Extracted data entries
>> Start

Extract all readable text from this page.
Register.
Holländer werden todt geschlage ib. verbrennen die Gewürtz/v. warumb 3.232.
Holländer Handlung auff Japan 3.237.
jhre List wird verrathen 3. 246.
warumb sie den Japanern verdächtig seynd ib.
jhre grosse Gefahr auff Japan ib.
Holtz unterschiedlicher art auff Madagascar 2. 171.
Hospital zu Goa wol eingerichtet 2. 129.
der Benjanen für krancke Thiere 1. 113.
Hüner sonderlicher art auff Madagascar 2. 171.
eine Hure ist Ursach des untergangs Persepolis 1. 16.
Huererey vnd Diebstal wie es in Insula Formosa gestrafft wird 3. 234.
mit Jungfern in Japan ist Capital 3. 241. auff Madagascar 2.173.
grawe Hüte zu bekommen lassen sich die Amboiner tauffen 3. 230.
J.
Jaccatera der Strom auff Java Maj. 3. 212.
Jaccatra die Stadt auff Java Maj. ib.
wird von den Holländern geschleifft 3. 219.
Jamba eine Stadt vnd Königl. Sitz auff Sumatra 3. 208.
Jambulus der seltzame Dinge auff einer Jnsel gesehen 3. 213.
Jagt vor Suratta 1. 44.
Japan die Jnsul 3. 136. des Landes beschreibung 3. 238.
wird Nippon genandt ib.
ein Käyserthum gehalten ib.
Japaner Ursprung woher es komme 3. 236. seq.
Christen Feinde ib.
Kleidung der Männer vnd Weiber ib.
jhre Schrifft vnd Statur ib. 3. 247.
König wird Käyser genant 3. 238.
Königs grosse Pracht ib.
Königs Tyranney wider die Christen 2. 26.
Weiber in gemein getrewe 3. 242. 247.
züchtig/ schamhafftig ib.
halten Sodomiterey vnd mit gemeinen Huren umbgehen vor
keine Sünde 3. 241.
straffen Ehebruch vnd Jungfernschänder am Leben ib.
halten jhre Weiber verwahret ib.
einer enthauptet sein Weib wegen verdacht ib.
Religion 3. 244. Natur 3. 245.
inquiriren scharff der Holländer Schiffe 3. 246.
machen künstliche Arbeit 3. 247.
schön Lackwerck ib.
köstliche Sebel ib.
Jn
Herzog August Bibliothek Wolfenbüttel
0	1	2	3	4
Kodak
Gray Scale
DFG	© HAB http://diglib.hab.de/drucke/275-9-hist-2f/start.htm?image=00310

>> End

» **EXERCISE INSTRUCTIONS**
Write out all of the records once more, exactly.

» **RESULT**
Extract all readable text from this page.
Register.
Holländer werden todt geschlage ib. verbrennen die Gewürtz/v. warumb 3.232.
Holländer Handlung auff Japan 3.237.
jhre List wird verrathen 3. 246.
warumb sie den Japanern verdächtig seynd ib.
jhre grosse Gefahr auff Japan ib.
Holtz unterschiedlicher art auff Madagascar 2. 171.
Hospital zu Goa wol eingerichtet 2. 129.
der Benjanen für krancke Thiere 1. 113.
Hüner sonderlicher art auff Madagascar 2. 171.
eine Hure ist Ursach des untergangs Persepolis 1. 16.
Huererey vnd Diebstal wie es in Insula Formosa gestrafft wird 3. 234.
mit Jungfern in Japan ist Capital 3. 241. auff Madagascar 2.173.
grawe Hüte zu bekommen lassen sich die Amboiner tauffen 3. 230.
J.
Jaccatera der Strom auff Java Maj. 3. 212.
Jaccatra die Stadt auff Java Maj. ib.
wird von den Holländern geschleifft 3. 219.
Jamba eine Stadt vnd Königl. Sitz auff Sumatra 3. 208.
Jambulus der seltzame Dinge auff einer Jnsel gesehen 3. 213.
Jagt vor Suratta 1. 44.
Japan die Jnsul 3. 136. des Landes beschreibung 3. 238.
wird Nippon genandt ib.
ein Käyserthum gehalten ib.
Japaner Ursprung woher es komme 3. 236. seq.
Christen Feinde ib.
Kleidung der Männer vnd Weiber ib.
jhre Schrifft vnd Statur ib. 3. 247.
König wird Käyser genant 3. 238.
Königs grosse Pracht ib.
Königs Tyranney wider die Christen 2. 26.
Weiber in gemein getrewe 3. 242. 247.
züchtig/ schamhafftig ib.
halten Sodomiterey vnd mit gemeinen Huren umbgehen vor
keine Sünde 3. 241.
straffen Ehebruch vnd Jungfernschänder am Leben ib.
halten jhre Weiber verwahret ib.
einer enthauptet sein Weib wegen verdacht ib.
Religion 3. 244. Natur 3. 245.
inquiriren scharff der Holländer Schiffe 3. 246.
machen künstliche Arbeit 3. 247.
schön Lackwerck ib.
köstliche Sebel ib.
Jn
Herzog August Bibliothek Wolfenbüttel
0	1	2	3	4
Kodak
Gray Scale
DFG	© HAB http://diglib.hab.de/drucke/275-9-hist-2f/start.htm?image=00310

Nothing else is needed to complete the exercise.